Locate all lines with the word "ರಣಗಳ" and copy them out.

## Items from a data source
————

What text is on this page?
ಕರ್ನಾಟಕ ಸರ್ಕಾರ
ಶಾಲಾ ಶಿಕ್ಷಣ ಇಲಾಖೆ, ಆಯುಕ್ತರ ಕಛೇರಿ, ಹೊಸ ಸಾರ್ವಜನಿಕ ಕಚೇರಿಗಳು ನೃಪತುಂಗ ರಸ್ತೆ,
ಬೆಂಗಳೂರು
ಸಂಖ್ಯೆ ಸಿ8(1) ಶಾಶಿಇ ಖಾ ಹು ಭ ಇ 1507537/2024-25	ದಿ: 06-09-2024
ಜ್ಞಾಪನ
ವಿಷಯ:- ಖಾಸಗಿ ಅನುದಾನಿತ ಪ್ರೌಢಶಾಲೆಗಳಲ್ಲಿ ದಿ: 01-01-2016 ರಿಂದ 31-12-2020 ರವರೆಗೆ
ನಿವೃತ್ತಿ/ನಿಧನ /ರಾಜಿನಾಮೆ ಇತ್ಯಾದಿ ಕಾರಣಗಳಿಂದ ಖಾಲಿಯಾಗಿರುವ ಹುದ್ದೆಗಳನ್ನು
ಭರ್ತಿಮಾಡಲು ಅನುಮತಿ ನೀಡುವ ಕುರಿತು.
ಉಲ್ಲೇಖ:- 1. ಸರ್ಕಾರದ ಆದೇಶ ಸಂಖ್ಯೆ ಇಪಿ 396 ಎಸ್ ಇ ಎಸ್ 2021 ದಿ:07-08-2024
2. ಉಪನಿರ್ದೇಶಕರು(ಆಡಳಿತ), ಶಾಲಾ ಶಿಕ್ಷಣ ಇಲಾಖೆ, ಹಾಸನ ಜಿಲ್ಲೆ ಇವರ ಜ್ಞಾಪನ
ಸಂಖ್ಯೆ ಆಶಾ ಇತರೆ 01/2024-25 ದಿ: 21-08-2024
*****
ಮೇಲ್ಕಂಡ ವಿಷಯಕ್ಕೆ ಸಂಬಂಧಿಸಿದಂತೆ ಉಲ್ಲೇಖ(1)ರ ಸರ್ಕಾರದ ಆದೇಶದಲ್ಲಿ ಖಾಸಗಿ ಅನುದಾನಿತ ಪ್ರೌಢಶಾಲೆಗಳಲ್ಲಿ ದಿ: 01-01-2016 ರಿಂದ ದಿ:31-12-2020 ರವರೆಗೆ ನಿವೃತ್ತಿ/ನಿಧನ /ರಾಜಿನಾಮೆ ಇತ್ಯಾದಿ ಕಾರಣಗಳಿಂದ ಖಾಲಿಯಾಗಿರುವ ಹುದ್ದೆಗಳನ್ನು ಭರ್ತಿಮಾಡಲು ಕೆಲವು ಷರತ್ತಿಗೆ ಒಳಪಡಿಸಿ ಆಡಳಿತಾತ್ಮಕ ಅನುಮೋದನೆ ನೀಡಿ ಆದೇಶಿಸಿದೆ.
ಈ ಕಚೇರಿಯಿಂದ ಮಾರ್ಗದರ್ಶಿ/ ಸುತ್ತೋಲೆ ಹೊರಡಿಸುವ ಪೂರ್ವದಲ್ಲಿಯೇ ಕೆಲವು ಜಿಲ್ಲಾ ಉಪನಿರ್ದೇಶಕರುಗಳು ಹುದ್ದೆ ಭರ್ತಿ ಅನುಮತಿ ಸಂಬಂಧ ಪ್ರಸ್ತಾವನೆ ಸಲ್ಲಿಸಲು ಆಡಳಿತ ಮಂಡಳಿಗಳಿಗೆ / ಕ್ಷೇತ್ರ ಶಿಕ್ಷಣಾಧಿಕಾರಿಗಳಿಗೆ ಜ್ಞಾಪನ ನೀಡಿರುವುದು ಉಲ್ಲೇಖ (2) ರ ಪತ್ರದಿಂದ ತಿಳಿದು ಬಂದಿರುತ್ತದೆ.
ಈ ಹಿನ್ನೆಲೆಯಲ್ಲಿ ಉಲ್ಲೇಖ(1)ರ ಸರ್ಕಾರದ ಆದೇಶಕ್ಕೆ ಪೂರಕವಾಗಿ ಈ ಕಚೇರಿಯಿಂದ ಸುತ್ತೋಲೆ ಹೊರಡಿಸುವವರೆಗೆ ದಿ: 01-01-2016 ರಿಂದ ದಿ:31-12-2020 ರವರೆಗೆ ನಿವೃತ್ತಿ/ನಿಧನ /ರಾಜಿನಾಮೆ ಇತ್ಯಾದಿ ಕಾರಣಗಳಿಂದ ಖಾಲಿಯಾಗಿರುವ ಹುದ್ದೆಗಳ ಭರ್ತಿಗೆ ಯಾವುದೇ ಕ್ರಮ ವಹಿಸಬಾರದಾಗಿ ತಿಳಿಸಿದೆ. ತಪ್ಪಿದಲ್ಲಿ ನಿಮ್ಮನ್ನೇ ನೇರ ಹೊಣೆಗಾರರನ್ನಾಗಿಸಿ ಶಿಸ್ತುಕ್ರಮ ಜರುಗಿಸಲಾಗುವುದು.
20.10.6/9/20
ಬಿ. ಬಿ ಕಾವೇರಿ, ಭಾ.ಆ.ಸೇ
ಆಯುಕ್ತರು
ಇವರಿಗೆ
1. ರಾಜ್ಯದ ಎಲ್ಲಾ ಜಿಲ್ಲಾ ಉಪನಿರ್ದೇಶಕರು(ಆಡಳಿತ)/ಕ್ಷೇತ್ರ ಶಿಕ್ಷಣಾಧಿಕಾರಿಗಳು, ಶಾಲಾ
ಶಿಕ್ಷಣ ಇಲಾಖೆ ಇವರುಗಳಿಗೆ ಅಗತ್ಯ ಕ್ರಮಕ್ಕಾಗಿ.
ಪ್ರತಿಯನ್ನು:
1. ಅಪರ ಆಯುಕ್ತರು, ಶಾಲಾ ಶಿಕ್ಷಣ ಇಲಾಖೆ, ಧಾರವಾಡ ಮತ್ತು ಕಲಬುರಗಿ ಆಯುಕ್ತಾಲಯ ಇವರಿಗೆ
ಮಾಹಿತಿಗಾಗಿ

————

## Task response
ನಿವೃತ್ತಿ/ನಿಧನ /ರಾಜಿನಾಮೆ ಇತ್ಯಾದಿ ಕಾರಣಗಳಿಂದ ಖಾಲಿಯಾಗಿರುವ ಹುದ್ದೆಗಳನ್ನು
ಮೇಲ್ಕಂಡ ವಿಷಯಕ್ಕೆ ಸಂಬಂಧಿಸಿದಂತೆ ಉಲ್ಲೇಖ(1)ರ ಸರ್ಕಾರದ ಆದೇಶದಲ್ಲಿ ಖಾಸಗಿ ಅನುದಾನಿತ ಪ್ರೌಢಶಾಲೆಗಳಲ್ಲಿ ದಿ: 01-01-2016 ರಿಂದ ದಿ:31-12-2020 ರವರೆಗೆ ನಿವೃತ್ತಿ/ನಿಧನ /ರಾಜಿನಾಮೆ ಇತ್ಯಾದಿ ಕಾರಣಗಳಿಂದ ಖಾಲಿಯಾಗಿರುವ ಹುದ್ದೆಗಳನ್ನು ಭರ್ತಿಮಾಡಲು ಕೆಲವು ಷರತ್ತಿಗೆ ಒಳಪಡಿಸಿ ಆಡಳಿತಾತ್ಮಕ ಅನುಮೋದನೆ ನೀಡಿ ಆದೇಶಿಸಿದೆ.
ಈ ಹಿನ್ನೆಲೆಯಲ್ಲಿ ಉಲ್ಲೇಖ(1)ರ ಸರ್ಕಾರದ ಆದೇಶಕ್ಕೆ ಪೂರಕವಾಗಿ ಈ ಕಚೇರಿಯಿಂದ ಸುತ್ತೋಲೆ ಹೊರಡಿಸುವವರೆಗೆ ದಿ: 01-01-2016 ರಿಂದ ದಿ:31-12-2020 ರವರೆಗೆ ನಿವೃತ್ತಿ/ನಿಧನ /ರಾಜಿನಾಮೆ ಇತ್ಯಾದಿ ಕಾರಣಗಳಿಂದ ಖಾಲಿಯಾಗಿರುವ ಹುದ್ದೆಗಳ ಭರ್ತಿಗೆ ಯಾವುದೇ ಕ್ರಮ ವಹಿಸಬಾರದಾಗಿ ತಿಳಿಸಿದೆ. ತಪ್ಪಿದಲ್ಲಿ ನಿಮ್ಮನ್ನೇ ನೇರ ಹೊಣೆಗಾರರನ್ನಾಗಿಸಿ ಶಿಸ್ತುಕ್ರಮ ಜರುಗಿಸಲಾಗುವುದು.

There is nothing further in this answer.